-- Start --

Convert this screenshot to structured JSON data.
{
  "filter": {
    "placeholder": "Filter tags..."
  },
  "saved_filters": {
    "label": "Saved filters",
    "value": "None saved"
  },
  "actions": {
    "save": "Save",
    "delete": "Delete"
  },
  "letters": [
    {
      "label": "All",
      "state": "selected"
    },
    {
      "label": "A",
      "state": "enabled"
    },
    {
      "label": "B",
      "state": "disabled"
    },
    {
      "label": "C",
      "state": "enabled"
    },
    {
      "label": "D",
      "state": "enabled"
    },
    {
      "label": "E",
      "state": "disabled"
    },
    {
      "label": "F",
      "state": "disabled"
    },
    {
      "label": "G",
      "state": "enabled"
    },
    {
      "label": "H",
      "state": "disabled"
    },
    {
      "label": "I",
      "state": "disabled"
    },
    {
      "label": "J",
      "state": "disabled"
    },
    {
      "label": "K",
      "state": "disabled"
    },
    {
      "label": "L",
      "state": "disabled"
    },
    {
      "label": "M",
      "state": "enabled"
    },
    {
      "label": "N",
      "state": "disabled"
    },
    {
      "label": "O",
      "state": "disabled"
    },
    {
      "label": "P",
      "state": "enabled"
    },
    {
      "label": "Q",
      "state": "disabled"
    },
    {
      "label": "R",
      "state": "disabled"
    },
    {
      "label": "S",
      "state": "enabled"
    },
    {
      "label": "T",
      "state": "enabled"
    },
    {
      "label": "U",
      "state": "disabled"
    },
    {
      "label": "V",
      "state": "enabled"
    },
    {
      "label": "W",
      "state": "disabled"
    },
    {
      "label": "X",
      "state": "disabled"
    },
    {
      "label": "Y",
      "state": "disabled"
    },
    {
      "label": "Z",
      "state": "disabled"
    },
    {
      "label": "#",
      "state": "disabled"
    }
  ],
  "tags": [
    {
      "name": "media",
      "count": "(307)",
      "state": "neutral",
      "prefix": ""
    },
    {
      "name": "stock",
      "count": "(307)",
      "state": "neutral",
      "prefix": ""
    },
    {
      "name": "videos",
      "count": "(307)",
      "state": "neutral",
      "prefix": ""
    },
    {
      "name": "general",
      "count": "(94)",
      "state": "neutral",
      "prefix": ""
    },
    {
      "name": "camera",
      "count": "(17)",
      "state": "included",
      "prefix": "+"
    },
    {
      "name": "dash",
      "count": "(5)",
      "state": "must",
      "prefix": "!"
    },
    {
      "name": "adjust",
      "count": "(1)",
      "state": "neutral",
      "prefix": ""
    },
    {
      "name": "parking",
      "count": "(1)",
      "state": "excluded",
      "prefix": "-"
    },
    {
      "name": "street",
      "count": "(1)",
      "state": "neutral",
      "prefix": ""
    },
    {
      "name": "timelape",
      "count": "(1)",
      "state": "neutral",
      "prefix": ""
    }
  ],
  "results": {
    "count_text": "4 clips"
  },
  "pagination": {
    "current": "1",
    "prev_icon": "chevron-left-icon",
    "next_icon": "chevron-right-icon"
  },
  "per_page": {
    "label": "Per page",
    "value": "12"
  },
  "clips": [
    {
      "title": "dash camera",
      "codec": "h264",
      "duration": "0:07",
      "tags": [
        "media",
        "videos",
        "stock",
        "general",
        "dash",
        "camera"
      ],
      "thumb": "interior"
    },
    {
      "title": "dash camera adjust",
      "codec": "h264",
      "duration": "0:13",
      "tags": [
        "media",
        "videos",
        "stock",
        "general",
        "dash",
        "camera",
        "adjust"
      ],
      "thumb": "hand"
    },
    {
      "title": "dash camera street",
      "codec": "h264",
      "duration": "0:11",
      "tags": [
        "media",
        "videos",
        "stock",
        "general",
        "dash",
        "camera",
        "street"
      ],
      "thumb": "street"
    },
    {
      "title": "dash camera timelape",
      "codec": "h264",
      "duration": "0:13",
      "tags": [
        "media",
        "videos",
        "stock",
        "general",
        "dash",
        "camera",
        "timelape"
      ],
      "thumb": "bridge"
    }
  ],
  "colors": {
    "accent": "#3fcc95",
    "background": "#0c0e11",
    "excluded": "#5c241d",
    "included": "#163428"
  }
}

-- End --

Using the data above, repeat every line exactly.

- Written solution
Convert this screenshot to structured JSON data.
{
  "filter": {
    "placeholder": "Filter tags..."
  },
  "saved_filters": {
    "label": "Saved filters",
    "value": "None saved"
  },
  "actions": {
    "save": "Save",
    "delete": "Delete"
  },
  "letters": [
    {
      "label": "All",
      "state": "selected"
    },
    {
      "label": "A",
      "state": "enabled"
    },
    {
      "label": "B",
      "state": "disabled"
    },
    {
      "label": "C",
      "state": "enabled"
    },
    {
      "label": "D",
      "state": "enabled"
    },
    {
      "label": "E",
      "state": "disabled"
    },
    {
      "label": "F",
      "state": "disabled"
    },
    {
      "label": "G",
      "state": "enabled"
    },
    {
      "label": "H",
      "state": "disabled"
    },
    {
      "label": "I",
      "state": "disabled"
    },
    {
      "label": "J",
      "state": "disabled"
    },
    {
      "label": "K",
      "state": "disabled"
    },
    {
      "label": "L",
      "state": "disabled"
    },
    {
      "label": "M",
      "state": "enabled"
    },
    {
      "label": "N",
      "state": "disabled"
    },
    {
      "label": "O",
      "state": "disabled"
    },
    {
      "label": "P",
      "state": "enabled"
    },
    {
      "label": "Q",
      "state": "disabled"
    },
    {
      "label": "R",
      "state": "disabled"
    },
    {
      "label": "S",
      "state": "enabled"
    },
    {
      "label": "T",
      "state": "enabled"
    },
    {
      "label": "U",
      "state": "disabled"
    },
    {
      "label": "V",
      "state": "enabled"
    },
    {
      "label": "W",
      "state": "disabled"
    },
    {
      "label": "X",
      "state": "disabled"
    },
    {
      "label": "Y",
      "state": "disabled"
    },
    {
      "label": "Z",
      "state": "disabled"
    },
    {
      "label": "#",
      "state": "disabled"
    }
  ],
  "tags": [
    {
      "name": "media",
      "count": "(307)",
      "state": "neutral",
      "prefix": ""
    },
    {
      "name": "stock",
      "count": "(307)",
      "state": "neutral",
      "prefix": ""
    },
    {
      "name": "videos",
      "count": "(307)",
      "state": "neutral",
      "prefix": ""
    },
    {
      "name": "general",
      "count": "(94)",
      "state": "neutral",
      "prefix": ""
    },
    {
      "name": "camera",
      "count": "(17)",
      "state": "included",
      "prefix": "+"
    },
    {
      "name": "dash",
      "count": "(5)",
      "state": "must",
      "prefix": "!"
    },
    {
      "name": "adjust",
      "count": "(1)",
      "state": "neutral",
      "prefix": ""
    },
    {
      "name": "parking",
      "count": "(1)",
      "state": "excluded",
      "prefix": "-"
    },
    {
      "name": "street",
      "count": "(1)",
      "state": "neutral",
      "prefix": ""
    },
    {
      "name": "timelape",
      "count": "(1)",
      "state": "neutral",
      "prefix": ""
    }
  ],
  "results": {
    "count_text": "4 clips"
  },
  "pagination": {
    "current": "1",
    "prev_icon": "chevron-left-icon",
    "next_icon": "chevron-right-icon"
  },
  "per_page": {
    "label": "Per page",
    "value": "12"
  },
  "clips": [
    {
      "title": "dash camera",
      "codec": "h264",
      "duration": "0:07",
      "tags": [
        "media",
        "videos",
        "stock",
        "general",
        "dash",
        "camera"
      ],
      "thumb": "interior"
    },
    {
      "title": "dash camera adjust",
      "codec": "h264",
      "duration": "0:13",
      "tags": [
        "media",
        "videos",
        "stock",
        "general",
        "dash",
        "camera",
        "adjust"
      ],
      "thumb": "hand"
    },
    {
      "title": "dash camera street",
      "codec": "h264",
      "duration": "0:11",
      "tags": [
        "media",
        "videos",
        "stock",
        "general",
        "dash",
        "camera",
        "street"
      ],
      "thumb": "street"
    },
    {
      "title": "dash camera timelape",
      "codec": "h264",
      "duration": "0:13",
      "tags": [
        "media",
        "videos",
        "stock",
        "general",
        "dash",
        "camera",
        "timelape"
      ],
      "thumb": "bridge"
    }
  ],
  "colors": {
    "accent": "#3fcc95",
    "background": "#0c0e11",
    "excluded": "#5c241d",
    "included": "#163428"
  }
}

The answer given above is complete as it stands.